> [Supplied passage]
########
Since 9-11, government and media have focused attention on foreign terrorists, but this incident and others suggest that some of that attention should be turned back onto domestic groups that once garnered headlines.

“I think that the Krar case shows that domestic terrorism is alive and well,” says Mark Potok of the Southern Poverty Law Center, which tracks domestic hate and extremist groups. Mark Pitcavage, director of the fact-finding department at the Anti-Defamation League (ADL), notes that domestic extremists on both ends of the political spectrum are involved in “a pretty high level of activity.” For example, racist skinheads in the west have murdered immigrants, gays, and homeless people in the last couple of years, while two Southern California law enforcement officers were recently ambushed by antigovernment extremists.

One of the most significant threats is virulent hate groups, says Potok, who notes that they now number about 750 and their ranks are on the rise. “We’re monitoring more hate groups than ever before,” he says.  Another top threat is environmental extremists, notes Stefan Leader, a terrorism analyst for Mantech Integrated Data Systems who works with a government task force on combating terrorism. “They urge their people to turn to violence when needed,” he says.

Still, Potok says, right-wing extremist activity has ebbed since its high-water mark in the 1990s. Recent years have seen erosion of these groups at the organizational level, Potok adds, through such events as the 2002 death of William Pierce (the founder and leader of the neo-Nazi National Alliance) and the incarceration of World Church of the Creator founder Matt Hale.

Mark Hamm, a professor of criminology and terrorism expert at Indiana State University, adds that these groups have not been galvanized recently by a shared grievance. “As far as anyone can see, there’s nothing currently out there to sort of rally the troops,” as there was when Ruby Ridge, Waco, and the Brady bill occurred in quick succession, he says. Anti-Israel and anti-Patriot Act sentiments are common, Hamm says, but haven’t risen to the level of rage.

In fact, militia numbers are way down since their heyday, Potok observes. He attributes some of the decline to the “Y2K debacle,” in which members were encouraged to stock up for a post-2000 world in which martial law would prevail. That, of course, didn’t happen, leaving many disaffected militia members.

But both Potok and Pitcavage point out that splintering of these groups could actually increase violence. “Most criminal acts don’t come from organized groups,” says Pitcavage, “but from offshoots.”

And these extremists remain a threat, experts emphasize.

“There’s a tendency to forget that the radical right has carried out vastly more terrorist attacks than al Qaeda and all other Islamist groups in [the United States] combined,” says Potok. “Al Qaeda has outdone them in deaths, of course, but it’s not for a lack of trying.”
########
> [Excerpted records]
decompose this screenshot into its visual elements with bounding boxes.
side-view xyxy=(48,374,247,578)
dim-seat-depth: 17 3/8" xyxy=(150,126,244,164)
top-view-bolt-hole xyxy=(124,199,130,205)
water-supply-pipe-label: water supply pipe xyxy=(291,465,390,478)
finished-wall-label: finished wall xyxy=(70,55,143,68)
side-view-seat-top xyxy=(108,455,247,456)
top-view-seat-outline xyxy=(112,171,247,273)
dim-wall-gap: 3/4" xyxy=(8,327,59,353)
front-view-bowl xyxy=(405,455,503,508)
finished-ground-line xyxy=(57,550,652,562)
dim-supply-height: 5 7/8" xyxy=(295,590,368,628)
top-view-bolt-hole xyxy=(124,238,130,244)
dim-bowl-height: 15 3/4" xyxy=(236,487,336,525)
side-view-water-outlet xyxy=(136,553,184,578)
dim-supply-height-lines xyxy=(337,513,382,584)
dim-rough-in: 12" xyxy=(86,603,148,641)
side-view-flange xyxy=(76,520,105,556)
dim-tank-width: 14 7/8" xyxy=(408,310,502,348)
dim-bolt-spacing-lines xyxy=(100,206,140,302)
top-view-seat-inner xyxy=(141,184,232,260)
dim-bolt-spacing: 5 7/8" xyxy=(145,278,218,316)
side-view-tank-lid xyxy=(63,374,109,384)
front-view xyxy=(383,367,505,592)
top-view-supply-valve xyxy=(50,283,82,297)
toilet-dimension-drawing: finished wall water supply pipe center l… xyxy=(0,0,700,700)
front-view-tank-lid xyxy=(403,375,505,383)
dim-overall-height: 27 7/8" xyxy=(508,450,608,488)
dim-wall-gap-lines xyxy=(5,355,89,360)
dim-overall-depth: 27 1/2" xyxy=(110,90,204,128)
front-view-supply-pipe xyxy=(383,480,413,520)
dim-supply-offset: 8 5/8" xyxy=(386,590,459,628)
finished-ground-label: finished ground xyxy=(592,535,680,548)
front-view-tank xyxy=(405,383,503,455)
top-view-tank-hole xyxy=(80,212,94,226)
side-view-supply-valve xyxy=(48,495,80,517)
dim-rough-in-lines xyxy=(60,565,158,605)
########
> [What the exercise asks]
Transcribe the passage on domestic extremism above word for word, from "In fact, militia" to "disaffected militia members.".

> [Problem solution]
In fact, militia numbers are way down since their heyday, Potok observes. He attributes some of the decline to the “Y2K debacle,” in which members were encouraged to stock up for a post-2000 world in which martial law would prevail. That, of course, didn’t happen, leaving many disaffected militia members.